◆ **Your task**:
Select all lines with the string "this" in them, and copy those lines.

◆ **Task inputs**:

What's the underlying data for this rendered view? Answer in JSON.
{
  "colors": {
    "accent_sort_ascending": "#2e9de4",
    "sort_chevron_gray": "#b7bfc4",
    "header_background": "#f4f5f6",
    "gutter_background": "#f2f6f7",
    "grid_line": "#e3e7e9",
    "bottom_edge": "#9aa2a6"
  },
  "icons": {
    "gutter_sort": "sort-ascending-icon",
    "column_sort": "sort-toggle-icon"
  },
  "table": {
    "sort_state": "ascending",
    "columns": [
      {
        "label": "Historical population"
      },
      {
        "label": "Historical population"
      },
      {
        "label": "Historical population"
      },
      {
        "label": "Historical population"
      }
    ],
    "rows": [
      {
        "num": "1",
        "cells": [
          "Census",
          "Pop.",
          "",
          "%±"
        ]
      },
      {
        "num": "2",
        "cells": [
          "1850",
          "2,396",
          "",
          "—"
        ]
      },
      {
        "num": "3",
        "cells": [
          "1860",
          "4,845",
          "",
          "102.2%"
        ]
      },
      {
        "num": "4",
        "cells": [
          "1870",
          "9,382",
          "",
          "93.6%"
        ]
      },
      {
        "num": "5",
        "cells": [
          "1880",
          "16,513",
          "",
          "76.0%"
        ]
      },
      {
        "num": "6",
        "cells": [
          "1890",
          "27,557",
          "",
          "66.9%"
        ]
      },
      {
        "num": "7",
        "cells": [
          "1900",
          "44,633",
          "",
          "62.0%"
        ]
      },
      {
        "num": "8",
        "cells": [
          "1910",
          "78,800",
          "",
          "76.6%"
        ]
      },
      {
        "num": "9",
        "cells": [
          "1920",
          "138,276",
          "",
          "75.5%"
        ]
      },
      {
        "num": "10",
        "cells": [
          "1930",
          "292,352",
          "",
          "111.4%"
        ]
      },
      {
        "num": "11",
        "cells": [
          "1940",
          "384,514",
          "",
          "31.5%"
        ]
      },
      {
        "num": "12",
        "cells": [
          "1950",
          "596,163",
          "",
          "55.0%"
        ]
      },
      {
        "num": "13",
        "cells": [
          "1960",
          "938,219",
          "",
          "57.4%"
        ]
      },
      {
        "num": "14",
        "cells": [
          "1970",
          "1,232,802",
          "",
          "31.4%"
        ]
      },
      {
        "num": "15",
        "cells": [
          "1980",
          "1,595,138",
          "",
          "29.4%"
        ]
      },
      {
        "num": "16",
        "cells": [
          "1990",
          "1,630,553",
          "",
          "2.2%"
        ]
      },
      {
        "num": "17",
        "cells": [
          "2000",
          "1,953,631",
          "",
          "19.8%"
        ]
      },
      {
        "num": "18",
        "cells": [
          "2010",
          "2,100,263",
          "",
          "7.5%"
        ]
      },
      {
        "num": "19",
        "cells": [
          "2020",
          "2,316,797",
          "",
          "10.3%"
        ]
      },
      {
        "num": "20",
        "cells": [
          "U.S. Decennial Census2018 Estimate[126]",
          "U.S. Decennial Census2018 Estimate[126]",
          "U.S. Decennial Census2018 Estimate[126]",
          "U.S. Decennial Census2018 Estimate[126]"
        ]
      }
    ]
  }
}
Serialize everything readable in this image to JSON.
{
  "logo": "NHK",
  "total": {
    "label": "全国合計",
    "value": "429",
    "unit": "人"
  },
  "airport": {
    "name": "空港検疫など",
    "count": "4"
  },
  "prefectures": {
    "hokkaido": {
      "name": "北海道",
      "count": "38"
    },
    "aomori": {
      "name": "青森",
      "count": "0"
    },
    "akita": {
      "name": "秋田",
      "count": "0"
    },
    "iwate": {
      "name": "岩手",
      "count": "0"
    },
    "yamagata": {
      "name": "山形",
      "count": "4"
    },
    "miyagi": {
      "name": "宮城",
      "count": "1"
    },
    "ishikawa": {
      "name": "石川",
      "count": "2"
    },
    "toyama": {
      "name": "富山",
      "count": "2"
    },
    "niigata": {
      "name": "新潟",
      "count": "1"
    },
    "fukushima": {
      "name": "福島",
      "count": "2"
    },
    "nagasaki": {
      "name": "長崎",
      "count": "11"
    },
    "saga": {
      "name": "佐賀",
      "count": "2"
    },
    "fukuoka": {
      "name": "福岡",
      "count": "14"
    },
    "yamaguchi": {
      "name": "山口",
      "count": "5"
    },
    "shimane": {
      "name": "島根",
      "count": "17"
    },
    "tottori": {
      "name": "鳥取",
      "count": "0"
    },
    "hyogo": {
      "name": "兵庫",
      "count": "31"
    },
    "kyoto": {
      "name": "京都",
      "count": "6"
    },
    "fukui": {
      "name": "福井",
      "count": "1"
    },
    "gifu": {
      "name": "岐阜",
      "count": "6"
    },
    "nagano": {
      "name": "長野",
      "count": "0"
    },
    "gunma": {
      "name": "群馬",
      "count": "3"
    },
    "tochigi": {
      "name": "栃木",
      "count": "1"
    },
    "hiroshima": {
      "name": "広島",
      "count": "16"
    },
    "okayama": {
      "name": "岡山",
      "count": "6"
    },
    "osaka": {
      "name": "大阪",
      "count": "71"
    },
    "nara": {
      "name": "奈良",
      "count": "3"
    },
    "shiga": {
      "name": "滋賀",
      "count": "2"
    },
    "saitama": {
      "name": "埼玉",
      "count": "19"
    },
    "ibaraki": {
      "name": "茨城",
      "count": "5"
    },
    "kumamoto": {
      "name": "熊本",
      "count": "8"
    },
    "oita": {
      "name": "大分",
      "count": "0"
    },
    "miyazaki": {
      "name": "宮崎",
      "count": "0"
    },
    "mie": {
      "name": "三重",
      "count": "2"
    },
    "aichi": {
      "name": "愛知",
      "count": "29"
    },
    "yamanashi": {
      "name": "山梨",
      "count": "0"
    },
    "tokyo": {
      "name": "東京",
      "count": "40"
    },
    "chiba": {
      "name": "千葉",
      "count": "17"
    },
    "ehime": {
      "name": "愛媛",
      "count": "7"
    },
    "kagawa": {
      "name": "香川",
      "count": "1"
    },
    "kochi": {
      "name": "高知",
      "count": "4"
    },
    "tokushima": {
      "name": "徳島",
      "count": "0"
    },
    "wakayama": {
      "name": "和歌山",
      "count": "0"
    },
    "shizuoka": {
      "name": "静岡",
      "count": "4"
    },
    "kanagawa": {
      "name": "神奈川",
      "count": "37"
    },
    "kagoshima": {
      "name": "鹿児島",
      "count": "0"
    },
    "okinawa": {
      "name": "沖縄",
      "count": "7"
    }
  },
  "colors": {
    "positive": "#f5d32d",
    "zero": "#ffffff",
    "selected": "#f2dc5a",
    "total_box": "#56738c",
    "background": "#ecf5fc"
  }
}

◆ **Final result**:
What's the underlying data for this rendered view? Answer in JSON.
Serialize everything readable in this image to JSON.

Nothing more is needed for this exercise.